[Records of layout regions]
==*==

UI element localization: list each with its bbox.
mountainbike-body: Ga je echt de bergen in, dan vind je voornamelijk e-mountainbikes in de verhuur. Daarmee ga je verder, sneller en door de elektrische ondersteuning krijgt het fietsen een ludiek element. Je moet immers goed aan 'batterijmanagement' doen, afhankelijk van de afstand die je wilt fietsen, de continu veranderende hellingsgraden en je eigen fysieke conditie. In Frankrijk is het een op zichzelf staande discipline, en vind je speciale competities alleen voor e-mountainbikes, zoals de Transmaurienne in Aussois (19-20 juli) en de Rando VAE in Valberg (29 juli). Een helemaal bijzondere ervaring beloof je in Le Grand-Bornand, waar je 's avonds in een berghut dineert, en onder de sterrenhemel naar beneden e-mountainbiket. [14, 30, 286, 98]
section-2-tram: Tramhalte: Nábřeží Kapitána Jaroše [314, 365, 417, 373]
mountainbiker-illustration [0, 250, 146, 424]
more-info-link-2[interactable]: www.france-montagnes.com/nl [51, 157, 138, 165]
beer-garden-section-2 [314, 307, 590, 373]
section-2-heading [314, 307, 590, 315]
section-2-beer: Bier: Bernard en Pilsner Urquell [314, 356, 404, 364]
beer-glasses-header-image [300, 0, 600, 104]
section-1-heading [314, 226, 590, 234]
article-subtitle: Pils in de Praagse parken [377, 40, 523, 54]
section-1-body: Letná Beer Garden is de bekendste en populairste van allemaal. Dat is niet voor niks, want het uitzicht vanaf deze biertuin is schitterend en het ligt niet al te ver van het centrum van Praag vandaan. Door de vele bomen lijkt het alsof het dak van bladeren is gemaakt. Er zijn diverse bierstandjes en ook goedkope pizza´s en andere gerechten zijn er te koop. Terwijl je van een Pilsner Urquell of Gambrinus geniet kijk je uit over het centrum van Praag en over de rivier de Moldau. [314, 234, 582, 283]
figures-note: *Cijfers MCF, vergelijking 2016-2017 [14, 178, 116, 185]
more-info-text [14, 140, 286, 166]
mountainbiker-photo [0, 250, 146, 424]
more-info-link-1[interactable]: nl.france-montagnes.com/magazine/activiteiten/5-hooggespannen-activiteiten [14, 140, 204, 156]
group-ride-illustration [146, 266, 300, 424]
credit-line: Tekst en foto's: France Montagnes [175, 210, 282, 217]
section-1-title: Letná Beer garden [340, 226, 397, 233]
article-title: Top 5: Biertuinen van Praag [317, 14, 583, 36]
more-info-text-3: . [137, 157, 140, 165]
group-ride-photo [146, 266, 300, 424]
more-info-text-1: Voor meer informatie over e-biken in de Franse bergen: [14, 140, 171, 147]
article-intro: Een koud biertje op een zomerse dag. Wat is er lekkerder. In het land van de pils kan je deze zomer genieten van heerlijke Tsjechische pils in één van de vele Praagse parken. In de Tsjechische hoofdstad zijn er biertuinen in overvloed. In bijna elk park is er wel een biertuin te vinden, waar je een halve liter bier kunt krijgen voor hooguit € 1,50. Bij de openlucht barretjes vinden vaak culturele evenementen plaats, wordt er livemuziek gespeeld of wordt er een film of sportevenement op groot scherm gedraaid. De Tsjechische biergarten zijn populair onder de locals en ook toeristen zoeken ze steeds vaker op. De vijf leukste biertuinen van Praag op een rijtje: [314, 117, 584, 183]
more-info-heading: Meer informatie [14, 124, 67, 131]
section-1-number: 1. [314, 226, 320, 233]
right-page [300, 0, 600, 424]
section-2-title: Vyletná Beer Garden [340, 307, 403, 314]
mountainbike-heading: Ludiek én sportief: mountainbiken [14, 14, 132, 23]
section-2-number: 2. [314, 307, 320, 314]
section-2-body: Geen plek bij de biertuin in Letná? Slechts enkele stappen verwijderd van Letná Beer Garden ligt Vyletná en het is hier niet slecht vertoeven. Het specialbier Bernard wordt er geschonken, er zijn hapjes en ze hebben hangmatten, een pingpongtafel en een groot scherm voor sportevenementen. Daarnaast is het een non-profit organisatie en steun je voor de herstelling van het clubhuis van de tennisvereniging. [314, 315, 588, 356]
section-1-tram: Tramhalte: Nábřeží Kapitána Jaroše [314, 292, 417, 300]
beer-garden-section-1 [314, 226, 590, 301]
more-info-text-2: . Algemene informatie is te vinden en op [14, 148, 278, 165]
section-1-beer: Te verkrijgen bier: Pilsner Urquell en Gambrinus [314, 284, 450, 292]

==*==

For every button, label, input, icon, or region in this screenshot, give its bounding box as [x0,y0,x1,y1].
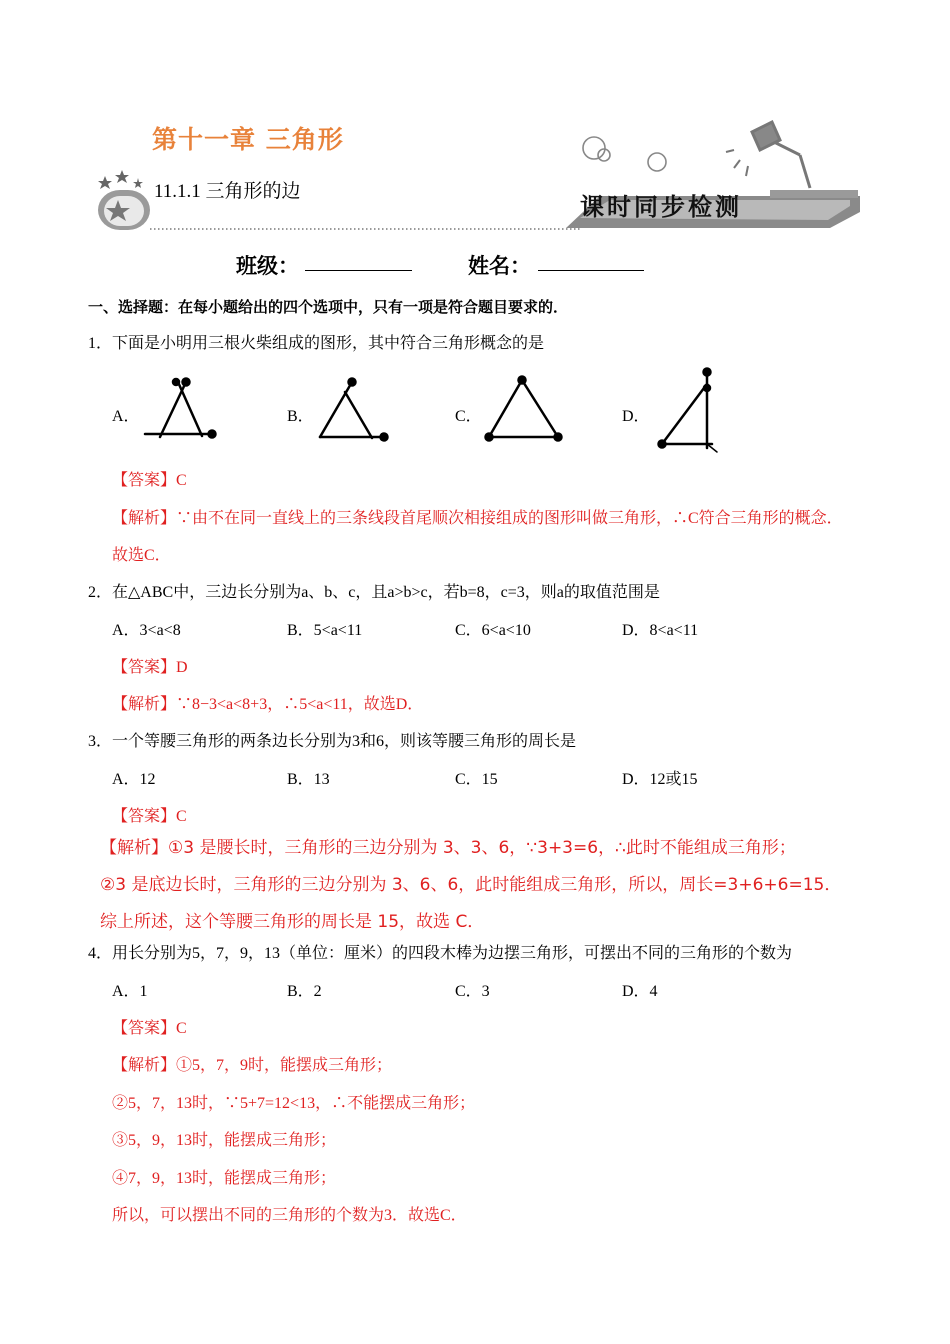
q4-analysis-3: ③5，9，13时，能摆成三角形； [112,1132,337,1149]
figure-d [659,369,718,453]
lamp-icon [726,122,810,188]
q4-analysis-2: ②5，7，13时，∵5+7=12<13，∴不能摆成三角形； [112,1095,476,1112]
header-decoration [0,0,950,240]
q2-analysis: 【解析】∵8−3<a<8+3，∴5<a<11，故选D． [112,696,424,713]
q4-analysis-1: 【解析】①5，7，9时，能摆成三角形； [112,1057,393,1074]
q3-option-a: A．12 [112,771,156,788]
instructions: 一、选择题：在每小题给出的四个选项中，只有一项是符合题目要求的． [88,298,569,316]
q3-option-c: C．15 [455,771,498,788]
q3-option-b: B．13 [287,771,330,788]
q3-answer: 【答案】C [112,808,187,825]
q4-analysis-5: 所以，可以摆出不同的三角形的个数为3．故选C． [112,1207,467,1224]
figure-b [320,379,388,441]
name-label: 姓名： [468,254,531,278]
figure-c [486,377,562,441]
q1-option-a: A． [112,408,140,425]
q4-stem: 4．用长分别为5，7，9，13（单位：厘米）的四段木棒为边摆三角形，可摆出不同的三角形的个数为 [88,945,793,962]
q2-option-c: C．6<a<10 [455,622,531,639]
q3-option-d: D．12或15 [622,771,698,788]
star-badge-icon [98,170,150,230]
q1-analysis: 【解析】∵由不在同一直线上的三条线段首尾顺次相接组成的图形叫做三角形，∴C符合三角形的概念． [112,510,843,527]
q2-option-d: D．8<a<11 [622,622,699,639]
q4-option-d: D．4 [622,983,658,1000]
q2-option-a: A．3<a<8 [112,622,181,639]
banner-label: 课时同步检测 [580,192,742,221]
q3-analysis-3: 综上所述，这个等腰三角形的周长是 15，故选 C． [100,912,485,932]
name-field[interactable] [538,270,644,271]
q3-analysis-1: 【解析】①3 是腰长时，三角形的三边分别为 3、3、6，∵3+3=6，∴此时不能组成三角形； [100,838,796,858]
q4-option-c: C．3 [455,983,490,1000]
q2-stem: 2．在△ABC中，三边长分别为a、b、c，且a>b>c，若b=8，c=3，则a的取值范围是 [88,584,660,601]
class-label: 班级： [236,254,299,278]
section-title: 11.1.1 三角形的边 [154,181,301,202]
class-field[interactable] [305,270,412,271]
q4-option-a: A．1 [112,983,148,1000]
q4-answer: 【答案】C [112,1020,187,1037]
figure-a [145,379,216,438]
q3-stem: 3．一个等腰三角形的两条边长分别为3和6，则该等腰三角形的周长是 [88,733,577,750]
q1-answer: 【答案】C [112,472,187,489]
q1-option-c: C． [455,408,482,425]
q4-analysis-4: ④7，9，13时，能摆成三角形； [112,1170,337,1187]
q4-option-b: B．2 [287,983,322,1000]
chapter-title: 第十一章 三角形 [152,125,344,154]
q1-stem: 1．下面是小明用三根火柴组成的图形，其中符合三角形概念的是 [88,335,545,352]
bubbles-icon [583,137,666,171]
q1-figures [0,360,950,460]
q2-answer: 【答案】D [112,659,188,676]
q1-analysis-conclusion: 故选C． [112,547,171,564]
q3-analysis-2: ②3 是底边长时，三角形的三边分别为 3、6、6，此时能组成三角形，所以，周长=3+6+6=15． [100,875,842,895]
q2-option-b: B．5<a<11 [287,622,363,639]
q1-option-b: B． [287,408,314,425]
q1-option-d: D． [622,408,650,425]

==*==

GIVEN INSTRUCTION -
Turn the lines starting at the one containing "q4-analysis-3: ③5，9，13时，能摆成三角形； [112,1132,337,1149]" and ending at the one containing "q3-option-a: A．12 [112,771,156,788]" into a Markdown table with two columns, Row and Line. Give each line its own numbered row and leave out any blank lines.

ANSWER TO THIS PROBLEM -
| Row | Line |
|---|---|
| 1 | q4-analysis-3: ③5，9，13时，能摆成三角形； [112,1132,337,1149] |
| 2 | figure-d [659,369,718,453] |
| 3 | lamp-icon [726,122,810,188] |
| 4 | q4-analysis-2: ②5，7，13时，∵5+7=12<13，∴不能摆成三角形； [112,1095,476,1112] |
| 5 | header-decoration [0,0,950,240] |
| 6 | q2-analysis: 【解析】∵8−3<a<8+3，∴5<a<11，故选D． [112,696,424,713] |
| 7 | q4-analysis-1: 【解析】①5，7，9时，能摆成三角形； [112,1057,393,1074] |
| 8 | q3-option-a: A．12 [112,771,156,788] |